__Dataset records__.
((
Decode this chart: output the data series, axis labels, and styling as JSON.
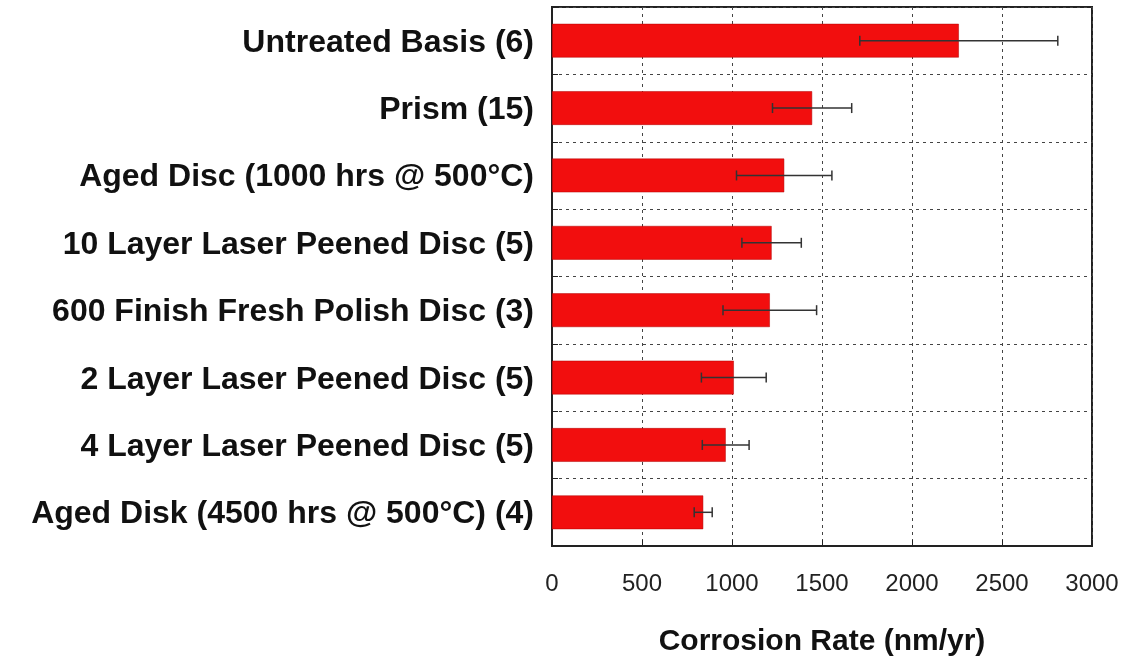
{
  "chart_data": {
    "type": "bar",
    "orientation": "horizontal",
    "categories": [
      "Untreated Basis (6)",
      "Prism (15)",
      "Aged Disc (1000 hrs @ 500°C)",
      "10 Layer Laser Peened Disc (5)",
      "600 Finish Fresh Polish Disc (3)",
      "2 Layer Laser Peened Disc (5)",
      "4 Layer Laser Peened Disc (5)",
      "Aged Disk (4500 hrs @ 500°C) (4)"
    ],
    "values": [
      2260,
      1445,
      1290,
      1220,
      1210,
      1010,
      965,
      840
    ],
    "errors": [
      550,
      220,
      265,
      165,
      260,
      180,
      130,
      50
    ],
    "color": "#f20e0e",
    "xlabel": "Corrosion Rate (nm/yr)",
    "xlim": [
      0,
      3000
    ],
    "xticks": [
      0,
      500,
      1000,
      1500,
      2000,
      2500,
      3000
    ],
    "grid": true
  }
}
))
__INSTRUCTION__. Above are the records; reproduce them exactly and leave out the pictures.

__ANSWER TO THE EXERCISE__.
Decode this chart: output the data series, axis labels, and styling as JSON.
{
  "chart_data": {
    "type": "bar",
    "orientation": "horizontal",
    "categories": [
      "Untreated Basis (6)",
      "Prism (15)",
      "Aged Disc (1000 hrs @ 500°C)",
      "10 Layer Laser Peened Disc (5)",
      "600 Finish Fresh Polish Disc (3)",
      "2 Layer Laser Peened Disc (5)",
      "4 Layer Laser Peened Disc (5)",
      "Aged Disk (4500 hrs @ 500°C) (4)"
    ],
    "values": [
      2260,
      1445,
      1290,
      1220,
      1210,
      1010,
      965,
      840
    ],
    "errors": [
      550,
      220,
      265,
      165,
      260,
      180,
      130,
      50
    ],
    "color": "#f20e0e",
    "xlabel": "Corrosion Rate (nm/yr)",
    "xlim": [
      0,
      3000
    ],
    "xticks": [
      0,
      500,
      1000,
      1500,
      2000,
      2500,
      3000
    ],
    "grid": true
  }
}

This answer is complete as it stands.